- _EXERCISE INSTRUCTIONS_
1. Duplicate the part of the forum thread on reselling sample libraries starting with "Stevie @ Tue" and going on through "follows the dongle.".
2. Go on with the forum thread about reselling sample libraries from the point where it stops.

I am sorry if you felt singled out. That was absolutely not my intention. I just wanted to point out that composer or sample developer - we're all in the same boat. That's all.


----------



## germancomponist (Oct 8, 2009)

0oD


----------



## nikolas (Oct 8, 2009)

Hans Adamson @ Thu Oct 08 said:


> I am sorry if you felt singled out. That was absolutely not my intention. I just wanted to point out that composer or sample developer - we're all in the same boat. That's all.


Ok, sorry for my fast worded reply as well! The wording in your post seemed aimed at me (because of the quote), thus... :-/

On the unsuportive, etc... I judged it based not on the legality of this (either way it's obvious and clear in the EULA), but based on my experience with other developers and people I know in the sampling industry. Everyone pretty much states that they can't resell the libraries, but some do, indeed, allow it, if you ask them. That's all I was saying in my first post.

It's always worth questioning if one way or another is 'better' in terms of business. Some offer completely logical and user friendly support... They may offer free products, they offer reselling, upgrades "forever" and whatever else... Others offer completely insane prices, huge products, no reselling options, and far less friendly customer care. Yet the first remains tiny and the other is huge. Do these things play an important part? If the customers (like me) love so much the first company, why is it that it isn't any bigger? (In other words, maybe refusing reselling option is better for business...)


----------



## Stevie (Oct 20, 2009)

Okay, so being able to sell a product that I don't use anymore is a bad thing for sample developers?

Let's say a composer dies and the wife has to sell all his equipment due to lack of money and because she doesn't 
really feel like starting a composer career. Regarding the EULAs of certain developers this would be illegal. So this is the way it should be?


----------



## Hans Adamson (Oct 20, 2009)

Stevie @ Tue Oct 20 said:


> Okay, so being able to sell a product that I don't use anymore is a bad thing for sample developers?
> 
> Let's say a composer dies and the wife has to sell all his equipment due to lack of money and because she doesn't
> really feel like starting a composer career. Regarding the EULAs of certain developers this would be illegal. So this is the way it should be?


You are making a very strong argument for dongle protection. A dongle protected software would not need this limitation, because the license follows the dongle.

- _EXTRACTED DATA_
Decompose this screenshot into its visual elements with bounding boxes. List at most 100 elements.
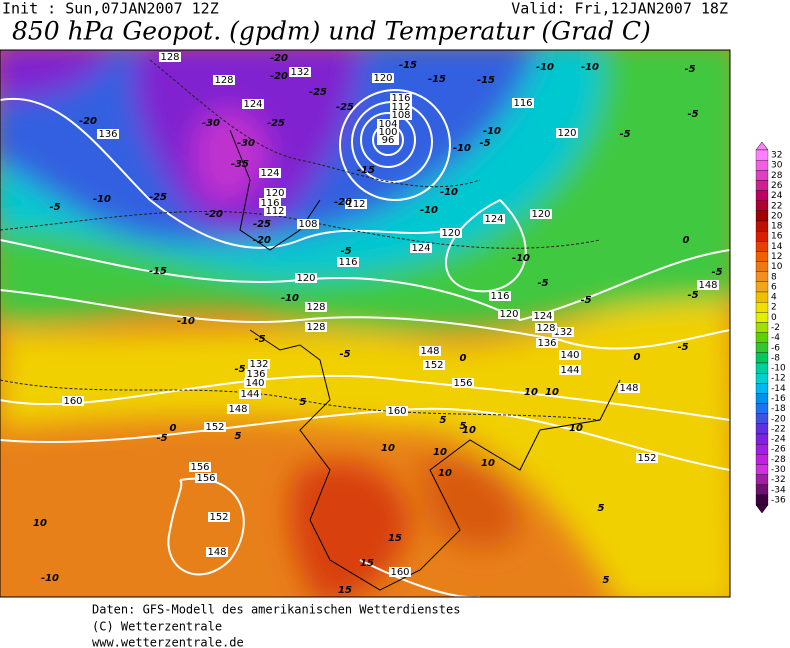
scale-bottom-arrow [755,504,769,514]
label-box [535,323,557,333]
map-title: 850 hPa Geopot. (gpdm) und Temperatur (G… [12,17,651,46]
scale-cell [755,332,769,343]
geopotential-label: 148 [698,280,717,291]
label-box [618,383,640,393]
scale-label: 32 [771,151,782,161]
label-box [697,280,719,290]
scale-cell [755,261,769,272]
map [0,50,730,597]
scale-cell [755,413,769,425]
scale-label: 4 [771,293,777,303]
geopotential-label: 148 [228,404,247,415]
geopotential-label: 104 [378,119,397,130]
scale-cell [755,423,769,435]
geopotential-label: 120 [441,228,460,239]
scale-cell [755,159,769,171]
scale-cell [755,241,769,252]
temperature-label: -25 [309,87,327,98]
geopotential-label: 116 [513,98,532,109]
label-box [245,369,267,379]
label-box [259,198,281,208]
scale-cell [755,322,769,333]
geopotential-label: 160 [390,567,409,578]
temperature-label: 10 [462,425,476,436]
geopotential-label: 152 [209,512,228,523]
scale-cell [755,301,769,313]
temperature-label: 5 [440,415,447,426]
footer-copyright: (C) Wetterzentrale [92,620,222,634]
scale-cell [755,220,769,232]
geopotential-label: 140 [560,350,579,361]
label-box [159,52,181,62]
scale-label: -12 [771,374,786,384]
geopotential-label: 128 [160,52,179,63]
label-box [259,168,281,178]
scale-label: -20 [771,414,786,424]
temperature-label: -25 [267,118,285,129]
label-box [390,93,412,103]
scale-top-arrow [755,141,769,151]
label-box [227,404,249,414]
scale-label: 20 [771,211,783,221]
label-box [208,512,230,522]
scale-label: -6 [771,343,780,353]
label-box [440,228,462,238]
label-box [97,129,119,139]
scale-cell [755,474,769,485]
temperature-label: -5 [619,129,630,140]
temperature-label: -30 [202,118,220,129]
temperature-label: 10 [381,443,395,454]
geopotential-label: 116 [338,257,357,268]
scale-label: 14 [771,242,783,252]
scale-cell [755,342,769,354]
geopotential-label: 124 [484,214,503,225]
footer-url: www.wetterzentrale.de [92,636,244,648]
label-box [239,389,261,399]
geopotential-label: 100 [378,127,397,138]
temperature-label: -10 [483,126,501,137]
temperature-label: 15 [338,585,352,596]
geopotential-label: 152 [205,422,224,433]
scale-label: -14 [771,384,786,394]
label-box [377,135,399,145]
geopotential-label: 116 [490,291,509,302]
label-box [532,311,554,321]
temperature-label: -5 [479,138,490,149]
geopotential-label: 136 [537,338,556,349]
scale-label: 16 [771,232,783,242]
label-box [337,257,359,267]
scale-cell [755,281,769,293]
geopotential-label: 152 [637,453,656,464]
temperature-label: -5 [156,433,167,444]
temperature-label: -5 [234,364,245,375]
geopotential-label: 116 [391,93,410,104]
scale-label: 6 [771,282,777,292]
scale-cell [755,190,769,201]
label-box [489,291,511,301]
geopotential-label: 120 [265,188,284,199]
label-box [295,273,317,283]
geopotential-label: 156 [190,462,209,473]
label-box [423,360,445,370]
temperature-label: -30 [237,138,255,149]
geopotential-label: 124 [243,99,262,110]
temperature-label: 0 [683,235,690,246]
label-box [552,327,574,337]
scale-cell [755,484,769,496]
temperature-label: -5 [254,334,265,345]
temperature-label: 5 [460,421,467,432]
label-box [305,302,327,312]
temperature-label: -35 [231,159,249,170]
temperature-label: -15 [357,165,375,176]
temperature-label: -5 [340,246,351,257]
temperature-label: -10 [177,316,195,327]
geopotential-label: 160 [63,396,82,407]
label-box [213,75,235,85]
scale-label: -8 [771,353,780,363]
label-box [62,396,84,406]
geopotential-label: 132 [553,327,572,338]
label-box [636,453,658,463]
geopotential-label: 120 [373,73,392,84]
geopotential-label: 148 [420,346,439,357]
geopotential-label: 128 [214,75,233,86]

- _ANSWERS BELOW_
1.
Stevie @ Tue Oct 20 said:


> Okay, so being able to sell a product that I don't use anymore is a bad thing for sample developers?
> 
> Let's say a composer dies and the wife has to sell all his equipment due to lack of money and because she doesn't
> really feel like starting a composer career. Regarding the EULAs of certain developers this would be illegal. So this is the way it should be?


You are making a very strong argument for dongle protection. A dongle protected software would not need this limitation, because the license follows the dongle.

2.
----------



## Stevie (Oct 20, 2009)

Oh wait, so the only concern is that the seller keeps a personal copy for himself? Hmm,
I don't think that's the issue with East West, since all new products are dongled. They still don't allow the selling of your own license.


----------



## nikolas (Oct 20, 2009)

dejavu... Sorry Hans, just taking your words and quote, to mention something (I've already done I think in this thread).


Hans Adamson @ Tue Oct 20 said:


> You are making a very strong argument for dongle protection. A dongle protected software would not need this limitation, because the license follows the dongle.


This is the problem. EULA still do not allow reselling, dispite the fact that they use dongles! EW, Steinberg, VSL and others do not premit reselling... 

As I've mentioned here or elsewhere, I doubt I'd sell anything. I would probably donate something if I didn't use it (I have done already once), but other than that... So it's not personal. But the idea that you can't "ctrl+x" a buy seems bizzare at some point, especially when we are talking several hunderd $ and not a hammer of 5$!

I wonder if it can be proven, from a marketing point of view that allowing resells will not hurt the company, but even add to the sales (if they, for example allow reselling and EULA transfer with a small transfer fee. And the customer feels secure they can use the library and then sell it, thus making the sale easier...). But I'm a composer, not a marketeer, so I wouldn't stand a chance to research on that.

Anyone else willing to research and "repair the universe" of sampling industry? ... heh...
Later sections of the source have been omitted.